- **GOAL**
Copy every entry word for word, but skip the pictures.

[Records from a data collection]
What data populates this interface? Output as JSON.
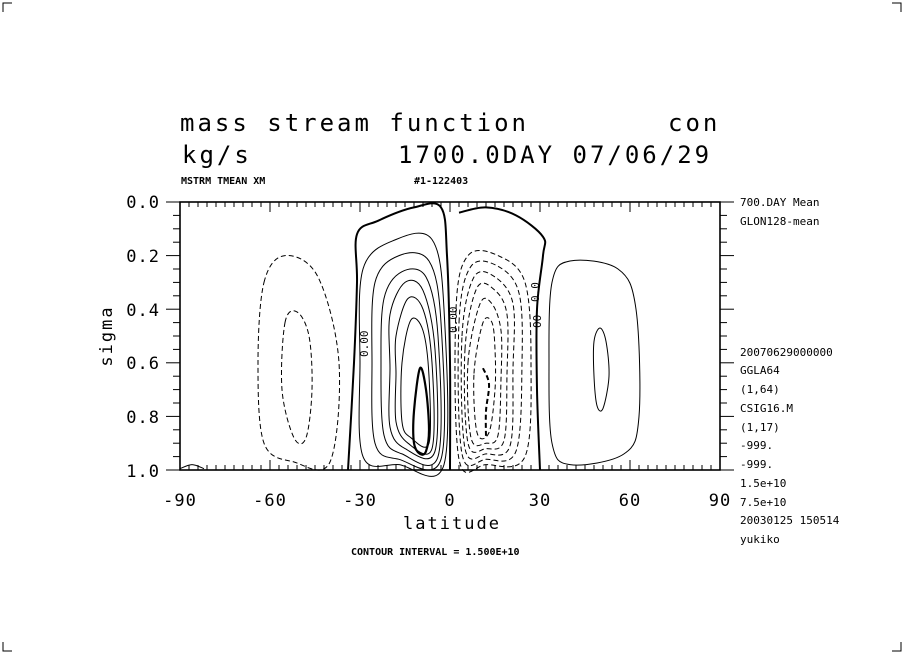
{
  "header": {
    "title_left": "mass stream function",
    "title_right": "con",
    "units": "kg/s",
    "date_line": "1700.0DAY 07/06/29",
    "var_name": "MSTRM TMEAN XM",
    "run_id": "#1-122403"
  },
  "side_info": {
    "top": [
      "700.DAY Mean",
      "GLON128-mean"
    ],
    "bottom": [
      "20070629000000",
      "GGLA64",
      "(1,64)",
      "CSIG16.M",
      "(1,17)",
      "-999.",
      "-999.",
      "1.5e+10",
      "7.5e+10",
      "20030125 150514",
      "yukiko"
    ]
  },
  "footer": {
    "contour_interval": "CONTOUR INTERVAL = 1.500E+10"
  },
  "chart_data": {
    "type": "contour",
    "xlabel": "latitude",
    "ylabel": "sigma",
    "xlim": [
      -90,
      90
    ],
    "ylim": [
      0.0,
      1.0
    ],
    "y_inverted": true,
    "x_ticks": [
      "-90",
      "-60",
      "-30",
      "0",
      "30",
      "60",
      "90"
    ],
    "y_ticks": [
      "0.0",
      "0.2",
      "0.4",
      "0.6",
      "0.8",
      "1.0"
    ],
    "contour_interval": 15000000000.0,
    "contour_labels": [
      {
        "text": "0.00",
        "lat": -29,
        "sigma": 0.5
      },
      {
        "text": "0.00",
        "lat": -0.5,
        "sigma": 0.42
      },
      {
        "text": "0.0",
        "lat": 27,
        "sigma": 0.37
      },
      {
        "text": "00",
        "lat": 28,
        "sigma": 0.5
      }
    ],
    "cells": [
      {
        "name": "southern subtropical cell (clockwise, positive)",
        "center_lat": -10,
        "center_sigma": 0.75,
        "levels": 7
      },
      {
        "name": "northern subtropical cell (negative)",
        "center_lat": 10,
        "center_sigma": 0.75,
        "levels": 7
      },
      {
        "name": "southern mid-latitude cell (negative, dashed)",
        "center_lat": -52,
        "center_sigma": 0.55,
        "levels": 2
      },
      {
        "name": "northern mid-latitude cell (positive)",
        "center_lat": 50,
        "center_sigma": 0.6,
        "levels": 2
      }
    ]
  },
  "colors": {
    "background": "#ffffff",
    "ink": "#000000"
  }
}
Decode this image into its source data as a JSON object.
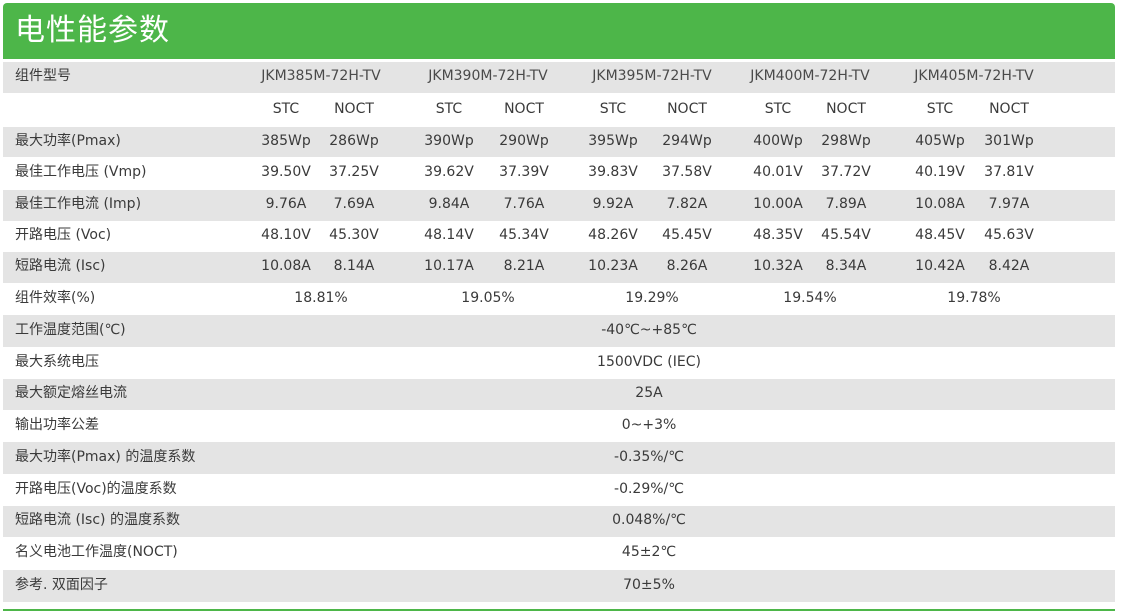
{
  "title": "电性能参数",
  "colors": {
    "header_bg": "#4db649",
    "stripe_bg": "#e4e4e4"
  },
  "model_label": "组件型号",
  "models": [
    "JKM385M-72H-TV",
    "JKM390M-72H-TV",
    "JKM395M-72H-TV",
    "JKM400M-72H-TV",
    "JKM405M-72H-TV"
  ],
  "conditions": [
    "STC",
    "NOCT"
  ],
  "per_model_rows": [
    {
      "label": "最大功率(Pmax)",
      "values": [
        [
          "385Wp",
          "286Wp"
        ],
        [
          "390Wp",
          "290Wp"
        ],
        [
          "395Wp",
          "294Wp"
        ],
        [
          "400Wp",
          "298Wp"
        ],
        [
          "405Wp",
          "301Wp"
        ]
      ]
    },
    {
      "label": "最佳工作电压 (Vmp)",
      "values": [
        [
          "39.50V",
          "37.25V"
        ],
        [
          "39.62V",
          "37.39V"
        ],
        [
          "39.83V",
          "37.58V"
        ],
        [
          "40.01V",
          "37.72V"
        ],
        [
          "40.19V",
          "37.81V"
        ]
      ]
    },
    {
      "label": "最佳工作电流 (Imp)",
      "values": [
        [
          "9.76A",
          "7.69A"
        ],
        [
          "9.84A",
          "7.76A"
        ],
        [
          "9.92A",
          "7.82A"
        ],
        [
          "10.00A",
          "7.89A"
        ],
        [
          "10.08A",
          "7.97A"
        ]
      ]
    },
    {
      "label": "开路电压 (Voc)",
      "values": [
        [
          "48.10V",
          "45.30V"
        ],
        [
          "48.14V",
          "45.34V"
        ],
        [
          "48.26V",
          "45.45V"
        ],
        [
          "48.35V",
          "45.54V"
        ],
        [
          "48.45V",
          "45.63V"
        ]
      ]
    },
    {
      "label": "短路电流 (Isc)",
      "values": [
        [
          "10.08A",
          "8.14A"
        ],
        [
          "10.17A",
          "8.21A"
        ],
        [
          "10.23A",
          "8.26A"
        ],
        [
          "10.32A",
          "8.34A"
        ],
        [
          "10.42A",
          "8.42A"
        ]
      ]
    }
  ],
  "efficiency_row": {
    "label": "组件效率(%)",
    "values": [
      "18.81%",
      "19.05%",
      "19.29%",
      "19.54%",
      "19.78%"
    ]
  },
  "shared_rows": [
    {
      "label": "工作温度范围(℃)",
      "value": "-40℃~+85℃"
    },
    {
      "label": "最大系统电压",
      "value": "1500VDC (IEC)"
    },
    {
      "label": "最大额定熔丝电流",
      "value": "25A"
    },
    {
      "label": "输出功率公差",
      "value": "0~+3%"
    },
    {
      "label": "最大功率(Pmax) 的温度系数",
      "value": "-0.35%/℃"
    },
    {
      "label": "开路电压(Voc)的温度系数",
      "value": "-0.29%/℃"
    },
    {
      "label": "短路电流 (Isc) 的温度系数",
      "value": "0.048%/℃"
    },
    {
      "label": "名义电池工作温度(NOCT)",
      "value": "45±2℃"
    },
    {
      "label": "参考. 双面因子",
      "value": "70±5%"
    }
  ]
}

- **SOLUTION**
What data populates this interface? Output as JSON.
{
  "header": {
    "title_left": "mass stream function",
    "title_right": "con",
    "units": "kg/s",
    "date_line": "1700.0DAY 07/06/29",
    "var_name": "MSTRM TMEAN XM",
    "run_id": "#1-122403"
  },
  "side_info": {
    "top": [
      "700.DAY Mean",
      "GLON128-mean"
    ],
    "bottom": [
      "20070629000000",
      "GGLA64",
      "(1,64)",
      "CSIG16.M",
      "(1,17)",
      "-999.",
      "-999.",
      "1.5e+10",
      "7.5e+10",
      "20030125 150514",
      "yukiko"
    ]
  },
  "footer": {
    "contour_interval": "CONTOUR INTERVAL = 1.500E+10"
  },
  "chart_data": {
    "type": "contour",
    "xlabel": "latitude",
    "ylabel": "sigma",
    "xlim": [
      -90,
      90
    ],
    "ylim": [
      0.0,
      1.0
    ],
    "y_inverted": true,
    "x_ticks": [
      "-90",
      "-60",
      "-30",
      "0",
      "30",
      "60",
      "90"
    ],
    "y_ticks": [
      "0.0",
      "0.2",
      "0.4",
      "0.6",
      "0.8",
      "1.0"
    ],
    "contour_interval": 15000000000.0,
    "contour_labels": [
      {
        "text": "0.00",
        "lat": -29,
        "sigma": 0.5
      },
      {
        "text": "0.00",
        "lat": -0.5,
        "sigma": 0.42
      },
      {
        "text": "0.0",
        "lat": 27,
        "sigma": 0.37
      },
      {
        "text": "00",
        "lat": 28,
        "sigma": 0.5
      }
    ],
    "cells": [
      {
        "name": "southern subtropical cell (clockwise, positive)",
        "center_lat": -10,
        "center_sigma": 0.75,
        "levels": 7
      },
      {
        "name": "northern subtropical cell (negative)",
        "center_lat": 10,
        "center_sigma": 0.75,
        "levels": 7
      },
      {
        "name": "southern mid-latitude cell (negative, dashed)",
        "center_lat": -52,
        "center_sigma": 0.55,
        "levels": 2
      },
      {
        "name": "northern mid-latitude cell (positive)",
        "center_lat": 50,
        "center_sigma": 0.6,
        "levels": 2
      }
    ]
  },
  "colors": {
    "background": "#ffffff",
    "ink": "#000000"
  }
}
Decode this image into its source data as a JSON object.
{
  "title": "电性能参数",
  "colors": {
    "header_bg": "#4db649",
    "stripe_bg": "#e4e4e4"
  },
  "model_label": "组件型号",
  "models": [
    "JKM385M-72H-TV",
    "JKM390M-72H-TV",
    "JKM395M-72H-TV",
    "JKM400M-72H-TV",
    "JKM405M-72H-TV"
  ],
  "conditions": [
    "STC",
    "NOCT"
  ],
  "per_model_rows": [
    {
      "label": "最大功率(Pmax)",
      "values": [
        [
          "385Wp",
          "286Wp"
        ],
        [
          "390Wp",
          "290Wp"
        ],
        [
          "395Wp",
          "294Wp"
        ],
        [
          "400Wp",
          "298Wp"
        ],
        [
          "405Wp",
          "301Wp"
        ]
      ]
    },
    {
      "label": "最佳工作电压 (Vmp)",
      "values": [
        [
          "39.50V",
          "37.25V"
        ],
        [
          "39.62V",
          "37.39V"
        ],
        [
          "39.83V",
          "37.58V"
        ],
        [
          "40.01V",
          "37.72V"
        ],
        [
          "40.19V",
          "37.81V"
        ]
      ]
    },
    {
      "label": "最佳工作电流 (Imp)",
      "values": [
        [
          "9.76A",
          "7.69A"
        ],
        [
          "9.84A",
          "7.76A"
        ],
        [
          "9.92A",
          "7.82A"
        ],
        [
          "10.00A",
          "7.89A"
        ],
        [
          "10.08A",
          "7.97A"
        ]
      ]
    },
    {
      "label": "开路电压 (Voc)",
      "values": [
        [
          "48.10V",
          "45.30V"
        ],
        [
          "48.14V",
          "45.34V"
        ],
        [
          "48.26V",
          "45.45V"
        ],
        [
          "48.35V",
          "45.54V"
        ],
        [
          "48.45V",
          "45.63V"
        ]
      ]
    },
    {
      "label": "短路电流 (Isc)",
      "values": [
        [
          "10.08A",
          "8.14A"
        ],
        [
          "10.17A",
          "8.21A"
        ],
        [
          "10.23A",
          "8.26A"
        ],
        [
          "10.32A",
          "8.34A"
        ],
        [
          "10.42A",
          "8.42A"
        ]
      ]
    }
  ],
  "efficiency_row": {
    "label": "组件效率(%)",
    "values": [
      "18.81%",
      "19.05%",
      "19.29%",
      "19.54%",
      "19.78%"
    ]
  },
  "shared_rows": [
    {
      "label": "工作温度范围(℃)",
      "value": "-40℃~+85℃"
    },
    {
      "label": "最大系统电压",
      "value": "1500VDC (IEC)"
    },
    {
      "label": "最大额定熔丝电流",
      "value": "25A"
    },
    {
      "label": "输出功率公差",
      "value": "0~+3%"
    },
    {
      "label": "最大功率(Pmax) 的温度系数",
      "value": "-0.35%/℃"
    },
    {
      "label": "开路电压(Voc)的温度系数",
      "value": "-0.29%/℃"
    },
    {
      "label": "短路电流 (Isc) 的温度系数",
      "value": "0.048%/℃"
    },
    {
      "label": "名义电池工作温度(NOCT)",
      "value": "45±2℃"
    },
    {
      "label": "参考. 双面因子",
      "value": "70±5%"
    }
  ]
}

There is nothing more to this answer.